Dataset records:

□ □ □

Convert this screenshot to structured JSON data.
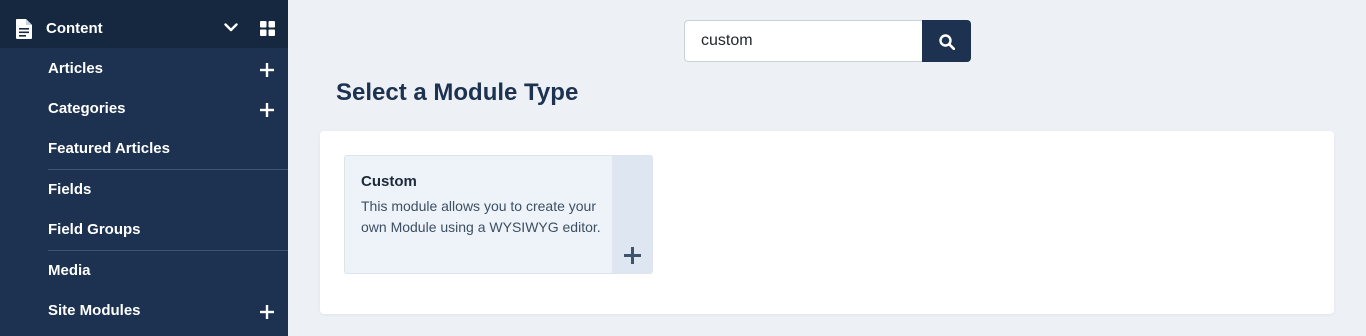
{
  "sidebar": {
    "header": {
      "label": "Content",
      "icon": "document-icon"
    },
    "items": [
      {
        "label": "Articles",
        "has_add": true
      },
      {
        "label": "Categories",
        "has_add": true
      },
      {
        "label": "Featured Articles",
        "has_add": false
      },
      {
        "label": "Fields",
        "has_add": false
      },
      {
        "label": "Field Groups",
        "has_add": false
      },
      {
        "label": "Media",
        "has_add": false
      },
      {
        "label": "Site Modules",
        "has_add": true
      }
    ]
  },
  "search": {
    "value": "custom"
  },
  "main": {
    "title": "Select a Module Type",
    "cards": [
      {
        "title": "Custom",
        "description": "This module allows you to create your own Module using a WYSIWYG editor."
      }
    ]
  },
  "colors": {
    "sidebar_bg": "#1c3250",
    "sidebar_header_bg": "#162840",
    "page_bg": "#edf1f6",
    "accent": "#1c3250"
  }
}
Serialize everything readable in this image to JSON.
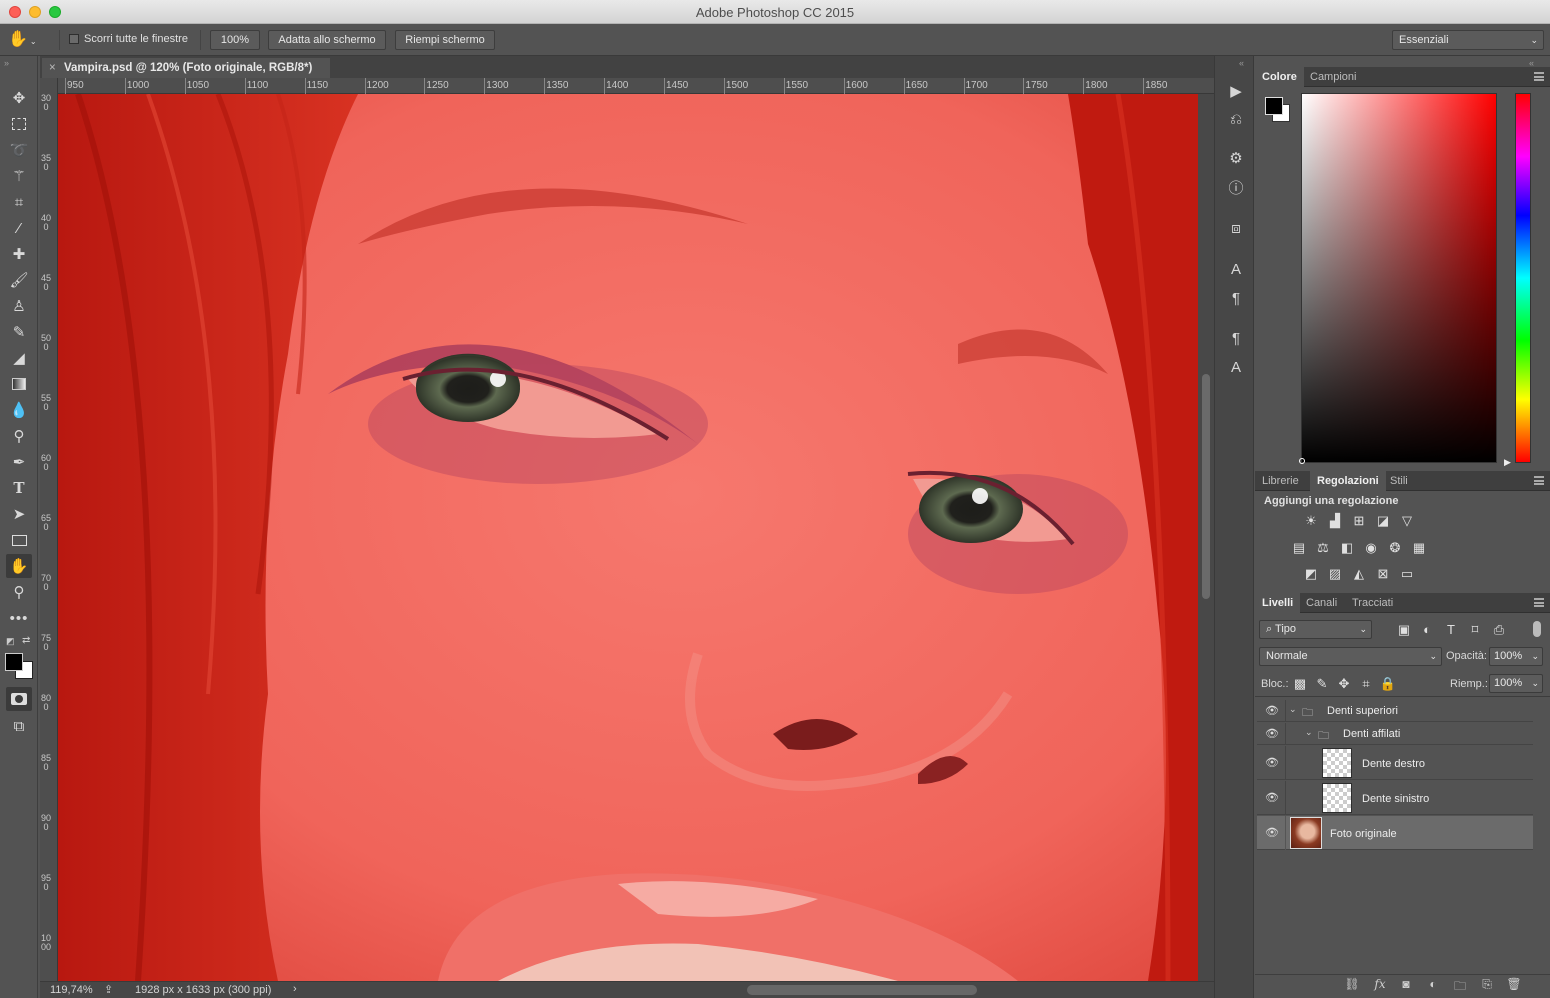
{
  "window": {
    "title": "Adobe Photoshop CC 2015"
  },
  "options_bar": {
    "scroll_all_label": "Scorri tutte le finestre",
    "zoom_100_label": "100%",
    "fit_screen_label": "Adatta allo schermo",
    "fill_screen_label": "Riempi schermo",
    "workspace": "Essenziali"
  },
  "document": {
    "tab_title": "Vampira.psd @ 120% (Foto originale, RGB/8*)"
  },
  "ruler": {
    "h_ticks": [
      "950",
      "1000",
      "1050",
      "1100",
      "1150",
      "1200",
      "1250",
      "1300",
      "1350",
      "1400",
      "1450",
      "1500",
      "1550",
      "1600",
      "1650",
      "1700",
      "1750",
      "1800",
      "1850"
    ],
    "v_ticks": [
      "300",
      "350",
      "400",
      "450",
      "500",
      "550",
      "600",
      "650",
      "700",
      "750",
      "800",
      "850",
      "900",
      "950",
      "1000"
    ]
  },
  "status": {
    "zoom": "119,74%",
    "doc_info": "1928 px x 1633 px (300 ppi)"
  },
  "color_panel": {
    "tabs": [
      "Colore",
      "Campioni"
    ],
    "active": "Colore",
    "foreground": "#000000",
    "background": "#ffffff"
  },
  "adjustments_panel": {
    "tabs": [
      "Librerie",
      "Regolazioni",
      "Stili"
    ],
    "active": "Regolazioni",
    "heading": "Aggiungi una regolazione"
  },
  "layers_panel": {
    "tabs": [
      "Livelli",
      "Canali",
      "Tracciati"
    ],
    "active": "Livelli",
    "filter_kind": "Tipo",
    "blend_mode": "Normale",
    "opacity_label": "Opacità:",
    "opacity": "100%",
    "lock_label": "Bloc.:",
    "fill_label": "Riemp.:",
    "fill": "100%",
    "layers": [
      {
        "name": "Denti superiori",
        "type": "group"
      },
      {
        "name": "Denti affilati",
        "type": "group"
      },
      {
        "name": "Dente destro",
        "type": "layer"
      },
      {
        "name": "Dente sinistro",
        "type": "layer"
      },
      {
        "name": "Foto originale",
        "type": "layer",
        "selected": true
      }
    ]
  },
  "toolbar": {
    "active_tool": "hand-tool"
  }
}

□ □ □

What is expected:
Excluding the pictures, reproduce every entry exactly as given.

Response below:
Convert this screenshot to structured JSON data.
{
  "sidebar": {
    "header": {
      "label": "Content",
      "icon": "document-icon"
    },
    "items": [
      {
        "label": "Articles",
        "has_add": true
      },
      {
        "label": "Categories",
        "has_add": true
      },
      {
        "label": "Featured Articles",
        "has_add": false
      },
      {
        "label": "Fields",
        "has_add": false
      },
      {
        "label": "Field Groups",
        "has_add": false
      },
      {
        "label": "Media",
        "has_add": false
      },
      {
        "label": "Site Modules",
        "has_add": true
      }
    ]
  },
  "search": {
    "value": "custom"
  },
  "main": {
    "title": "Select a Module Type",
    "cards": [
      {
        "title": "Custom",
        "description": "This module allows you to create your own Module using a WYSIWYG editor."
      }
    ]
  },
  "colors": {
    "sidebar_bg": "#1c3250",
    "sidebar_header_bg": "#162840",
    "page_bg": "#edf1f6",
    "accent": "#1c3250"
  }
}
Serialize everything readable in this image to JSON.
{
  "window": {
    "title": "Adobe Photoshop CC 2015"
  },
  "options_bar": {
    "scroll_all_label": "Scorri tutte le finestre",
    "zoom_100_label": "100%",
    "fit_screen_label": "Adatta allo schermo",
    "fill_screen_label": "Riempi schermo",
    "workspace": "Essenziali"
  },
  "document": {
    "tab_title": "Vampira.psd @ 120% (Foto originale, RGB/8*)"
  },
  "ruler": {
    "h_ticks": [
      "950",
      "1000",
      "1050",
      "1100",
      "1150",
      "1200",
      "1250",
      "1300",
      "1350",
      "1400",
      "1450",
      "1500",
      "1550",
      "1600",
      "1650",
      "1700",
      "1750",
      "1800",
      "1850"
    ],
    "v_ticks": [
      "300",
      "350",
      "400",
      "450",
      "500",
      "550",
      "600",
      "650",
      "700",
      "750",
      "800",
      "850",
      "900",
      "950",
      "1000"
    ]
  },
  "status": {
    "zoom": "119,74%",
    "doc_info": "1928 px x 1633 px (300 ppi)"
  },
  "color_panel": {
    "tabs": [
      "Colore",
      "Campioni"
    ],
    "active": "Colore",
    "foreground": "#000000",
    "background": "#ffffff"
  },
  "adjustments_panel": {
    "tabs": [
      "Librerie",
      "Regolazioni",
      "Stili"
    ],
    "active": "Regolazioni",
    "heading": "Aggiungi una regolazione"
  },
  "layers_panel": {
    "tabs": [
      "Livelli",
      "Canali",
      "Tracciati"
    ],
    "active": "Livelli",
    "filter_kind": "Tipo",
    "blend_mode": "Normale",
    "opacity_label": "Opacità:",
    "opacity": "100%",
    "lock_label": "Bloc.:",
    "fill_label": "Riemp.:",
    "fill": "100%",
    "layers": [
      {
        "name": "Denti superiori",
        "type": "group"
      },
      {
        "name": "Denti affilati",
        "type": "group"
      },
      {
        "name": "Dente destro",
        "type": "layer"
      },
      {
        "name": "Dente sinistro",
        "type": "layer"
      },
      {
        "name": "Foto originale",
        "type": "layer",
        "selected": true
      }
    ]
  },
  "toolbar": {
    "active_tool": "hand-tool"
  }
}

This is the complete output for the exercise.